■ Exercise instructions ■
Pull every line holding the string "Pérdida" from the records below.
## begin Given records
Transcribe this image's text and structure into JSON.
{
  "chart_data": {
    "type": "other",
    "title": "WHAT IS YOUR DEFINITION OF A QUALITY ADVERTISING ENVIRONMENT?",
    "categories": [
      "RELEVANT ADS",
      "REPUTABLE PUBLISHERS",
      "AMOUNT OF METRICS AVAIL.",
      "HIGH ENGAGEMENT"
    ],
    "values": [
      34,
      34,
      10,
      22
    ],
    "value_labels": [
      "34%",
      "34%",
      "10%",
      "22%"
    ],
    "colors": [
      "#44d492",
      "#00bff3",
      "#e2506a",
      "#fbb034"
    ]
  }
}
## end Given records
## begin Given records
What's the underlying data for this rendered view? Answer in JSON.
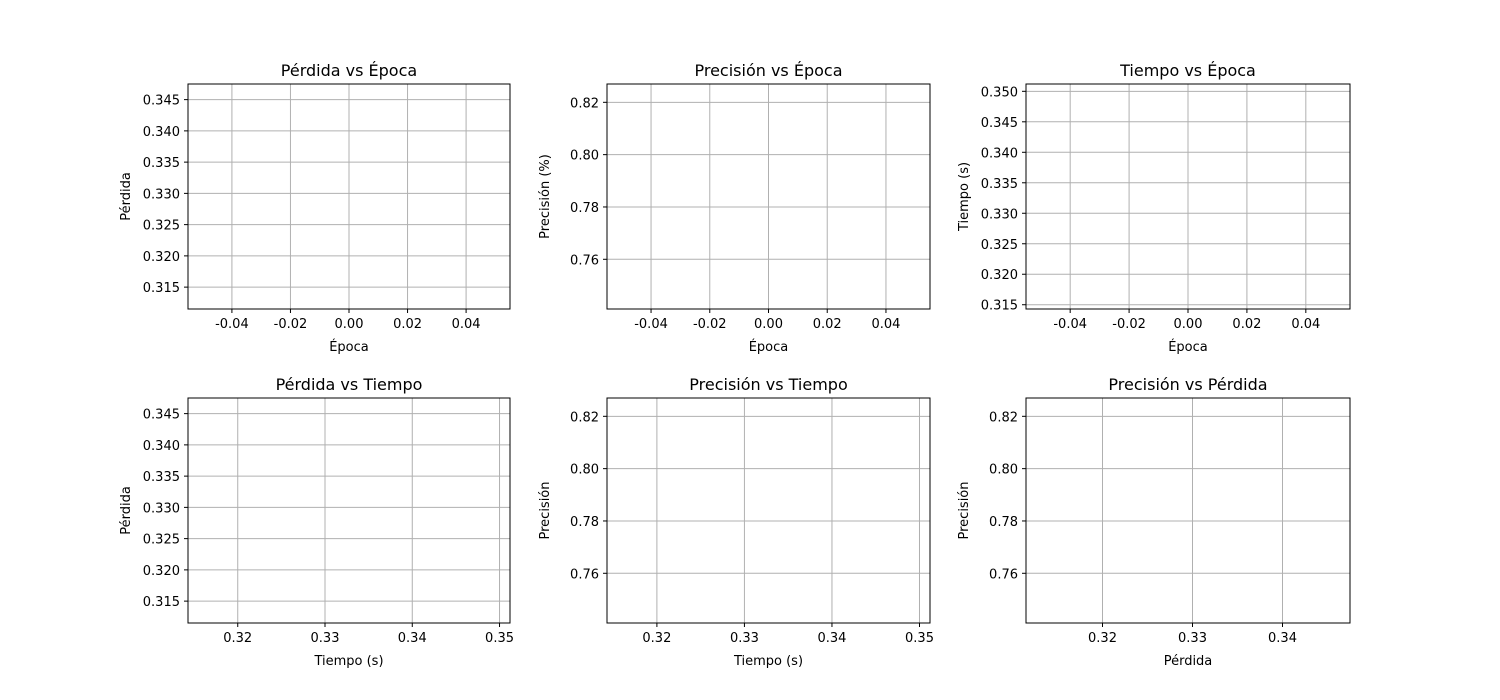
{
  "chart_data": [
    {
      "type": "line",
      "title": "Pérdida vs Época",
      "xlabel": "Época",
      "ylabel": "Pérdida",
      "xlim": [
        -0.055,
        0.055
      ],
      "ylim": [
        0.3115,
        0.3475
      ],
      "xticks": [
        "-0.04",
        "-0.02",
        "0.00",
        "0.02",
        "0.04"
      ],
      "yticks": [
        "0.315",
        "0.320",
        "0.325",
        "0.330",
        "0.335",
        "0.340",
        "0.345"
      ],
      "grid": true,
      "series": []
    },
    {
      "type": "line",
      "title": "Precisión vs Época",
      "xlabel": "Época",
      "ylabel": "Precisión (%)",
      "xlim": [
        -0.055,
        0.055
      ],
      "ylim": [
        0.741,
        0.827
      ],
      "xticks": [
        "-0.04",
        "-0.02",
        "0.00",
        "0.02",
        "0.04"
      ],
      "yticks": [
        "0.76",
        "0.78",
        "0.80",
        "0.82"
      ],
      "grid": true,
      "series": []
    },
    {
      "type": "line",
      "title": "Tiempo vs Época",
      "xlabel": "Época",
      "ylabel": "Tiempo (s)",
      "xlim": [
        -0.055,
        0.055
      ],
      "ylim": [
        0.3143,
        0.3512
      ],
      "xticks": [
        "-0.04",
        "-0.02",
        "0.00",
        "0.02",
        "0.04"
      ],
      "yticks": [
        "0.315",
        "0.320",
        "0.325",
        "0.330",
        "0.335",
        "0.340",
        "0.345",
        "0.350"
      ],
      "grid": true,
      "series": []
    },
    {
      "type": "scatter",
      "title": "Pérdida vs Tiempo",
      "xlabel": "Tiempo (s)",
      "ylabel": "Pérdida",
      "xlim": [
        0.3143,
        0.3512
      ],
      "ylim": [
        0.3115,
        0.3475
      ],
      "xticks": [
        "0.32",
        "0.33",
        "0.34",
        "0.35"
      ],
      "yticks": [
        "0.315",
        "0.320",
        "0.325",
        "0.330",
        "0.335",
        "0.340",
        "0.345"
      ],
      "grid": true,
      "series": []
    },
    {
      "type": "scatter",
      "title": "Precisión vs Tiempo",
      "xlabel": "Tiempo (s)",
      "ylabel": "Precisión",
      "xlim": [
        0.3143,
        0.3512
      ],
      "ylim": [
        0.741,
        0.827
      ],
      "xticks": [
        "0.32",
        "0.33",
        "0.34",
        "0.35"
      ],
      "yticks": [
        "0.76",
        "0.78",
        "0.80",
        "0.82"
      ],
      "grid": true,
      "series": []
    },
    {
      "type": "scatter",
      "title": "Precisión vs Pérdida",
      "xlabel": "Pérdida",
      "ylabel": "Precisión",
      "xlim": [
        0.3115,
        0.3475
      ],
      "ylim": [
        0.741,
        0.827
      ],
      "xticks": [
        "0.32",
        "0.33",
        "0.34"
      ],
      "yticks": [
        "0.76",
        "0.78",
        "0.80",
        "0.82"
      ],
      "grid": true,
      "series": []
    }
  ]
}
## end Given records
■ In response ■
      "title": "Pérdida vs Época",
      "ylabel": "Pérdida",
      "title": "Pérdida vs Tiempo",
      "ylabel": "Pérdida",
      "title": "Precisión vs Pérdida",
      "xlabel": "Pérdida",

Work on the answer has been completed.